## TASK REQUIREMENTS
Rewrite the lines from the first one through the line holding "note-line: Subpatterns in", inclusive, changing "regime" to "cluster" and leaving everything else as it is.

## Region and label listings
________________________
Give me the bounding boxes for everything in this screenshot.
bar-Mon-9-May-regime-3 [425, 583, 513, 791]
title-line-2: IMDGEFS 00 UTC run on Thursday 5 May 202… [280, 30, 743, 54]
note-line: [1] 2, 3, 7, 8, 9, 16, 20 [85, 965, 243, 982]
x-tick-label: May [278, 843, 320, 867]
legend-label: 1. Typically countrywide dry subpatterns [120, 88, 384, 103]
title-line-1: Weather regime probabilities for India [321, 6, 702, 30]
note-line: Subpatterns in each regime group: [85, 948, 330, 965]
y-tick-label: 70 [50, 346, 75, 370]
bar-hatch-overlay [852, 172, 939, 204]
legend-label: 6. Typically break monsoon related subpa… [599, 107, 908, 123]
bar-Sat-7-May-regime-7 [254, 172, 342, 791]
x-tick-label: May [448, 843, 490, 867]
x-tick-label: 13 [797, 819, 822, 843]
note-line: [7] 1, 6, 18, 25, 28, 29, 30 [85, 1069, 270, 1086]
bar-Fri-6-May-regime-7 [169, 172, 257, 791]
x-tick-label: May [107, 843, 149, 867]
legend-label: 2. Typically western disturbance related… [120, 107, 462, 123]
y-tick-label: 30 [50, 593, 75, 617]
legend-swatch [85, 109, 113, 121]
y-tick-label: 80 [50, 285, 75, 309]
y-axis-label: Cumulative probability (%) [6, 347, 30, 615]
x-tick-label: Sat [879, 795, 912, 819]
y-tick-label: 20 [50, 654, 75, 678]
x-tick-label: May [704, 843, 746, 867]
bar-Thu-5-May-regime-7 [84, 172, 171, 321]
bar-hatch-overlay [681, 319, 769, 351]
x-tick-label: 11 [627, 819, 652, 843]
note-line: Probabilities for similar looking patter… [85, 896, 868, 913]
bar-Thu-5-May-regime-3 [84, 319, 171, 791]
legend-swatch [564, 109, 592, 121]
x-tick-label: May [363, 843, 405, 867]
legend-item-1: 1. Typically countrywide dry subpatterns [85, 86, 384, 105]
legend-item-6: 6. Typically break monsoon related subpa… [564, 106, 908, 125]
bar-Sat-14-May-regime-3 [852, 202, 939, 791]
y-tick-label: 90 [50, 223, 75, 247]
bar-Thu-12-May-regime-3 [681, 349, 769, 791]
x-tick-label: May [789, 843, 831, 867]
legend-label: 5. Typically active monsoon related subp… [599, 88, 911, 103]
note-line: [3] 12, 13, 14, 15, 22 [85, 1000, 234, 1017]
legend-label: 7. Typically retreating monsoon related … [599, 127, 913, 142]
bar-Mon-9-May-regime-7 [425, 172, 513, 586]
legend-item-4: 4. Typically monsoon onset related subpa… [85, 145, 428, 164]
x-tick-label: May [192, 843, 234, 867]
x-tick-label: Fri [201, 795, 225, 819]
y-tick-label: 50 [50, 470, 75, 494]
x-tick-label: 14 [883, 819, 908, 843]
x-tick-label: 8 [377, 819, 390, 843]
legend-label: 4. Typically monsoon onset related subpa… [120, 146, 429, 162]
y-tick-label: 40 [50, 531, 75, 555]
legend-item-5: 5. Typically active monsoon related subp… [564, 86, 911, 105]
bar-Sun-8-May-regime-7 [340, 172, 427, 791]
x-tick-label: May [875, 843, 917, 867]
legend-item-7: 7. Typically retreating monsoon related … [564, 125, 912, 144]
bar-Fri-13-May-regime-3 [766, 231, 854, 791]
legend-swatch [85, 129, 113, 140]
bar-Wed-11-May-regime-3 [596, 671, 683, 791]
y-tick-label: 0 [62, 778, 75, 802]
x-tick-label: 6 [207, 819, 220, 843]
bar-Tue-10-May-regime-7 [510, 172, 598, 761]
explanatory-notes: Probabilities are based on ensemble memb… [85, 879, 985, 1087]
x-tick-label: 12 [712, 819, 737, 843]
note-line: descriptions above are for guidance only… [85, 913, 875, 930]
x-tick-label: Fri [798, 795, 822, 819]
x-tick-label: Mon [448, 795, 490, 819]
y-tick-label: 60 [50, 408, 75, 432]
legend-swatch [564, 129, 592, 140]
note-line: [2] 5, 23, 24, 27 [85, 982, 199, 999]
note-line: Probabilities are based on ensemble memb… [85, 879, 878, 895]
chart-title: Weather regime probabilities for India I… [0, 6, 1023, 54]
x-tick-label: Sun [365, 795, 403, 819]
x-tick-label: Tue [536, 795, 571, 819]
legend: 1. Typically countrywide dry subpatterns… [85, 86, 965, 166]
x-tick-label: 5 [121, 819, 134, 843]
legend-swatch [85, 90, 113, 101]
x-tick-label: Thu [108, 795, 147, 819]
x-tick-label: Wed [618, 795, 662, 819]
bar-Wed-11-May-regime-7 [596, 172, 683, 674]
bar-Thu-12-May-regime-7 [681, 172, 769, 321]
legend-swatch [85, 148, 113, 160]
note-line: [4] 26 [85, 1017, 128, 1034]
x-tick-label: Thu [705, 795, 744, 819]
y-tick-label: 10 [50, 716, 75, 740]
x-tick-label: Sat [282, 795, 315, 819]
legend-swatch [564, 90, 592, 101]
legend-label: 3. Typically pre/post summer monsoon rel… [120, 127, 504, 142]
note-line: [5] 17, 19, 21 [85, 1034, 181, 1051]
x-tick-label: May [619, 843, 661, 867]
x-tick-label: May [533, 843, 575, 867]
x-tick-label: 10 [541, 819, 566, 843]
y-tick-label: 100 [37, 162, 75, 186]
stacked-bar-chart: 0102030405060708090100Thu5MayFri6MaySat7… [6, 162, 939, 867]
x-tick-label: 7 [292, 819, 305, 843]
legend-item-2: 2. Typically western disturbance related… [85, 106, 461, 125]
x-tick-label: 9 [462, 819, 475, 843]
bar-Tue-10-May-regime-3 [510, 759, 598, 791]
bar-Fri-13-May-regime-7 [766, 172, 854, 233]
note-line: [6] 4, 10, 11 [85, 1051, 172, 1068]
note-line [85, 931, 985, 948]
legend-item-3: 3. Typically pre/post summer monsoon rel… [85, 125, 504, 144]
________________________
## CORRECT OUTPUT
Give me the bounding boxes for everything in this screenshot.
bar-Mon-9-May-cluster-3 [425, 583, 513, 791]
title-line-2: IMDGEFS 00 UTC run on Thursday 5 May 202… [280, 30, 743, 54]
note-line: [1] 2, 3, 7, 8, 9, 16, 20 [85, 965, 243, 982]
x-tick-label: May [278, 843, 320, 867]
legend-label: 1. Typically countrywide dry subpatterns [120, 88, 384, 103]
title-line-1: Weather cluster probabilities for India [321, 6, 702, 30]
note-line: Subpatterns in each cluster group: [85, 948, 330, 965]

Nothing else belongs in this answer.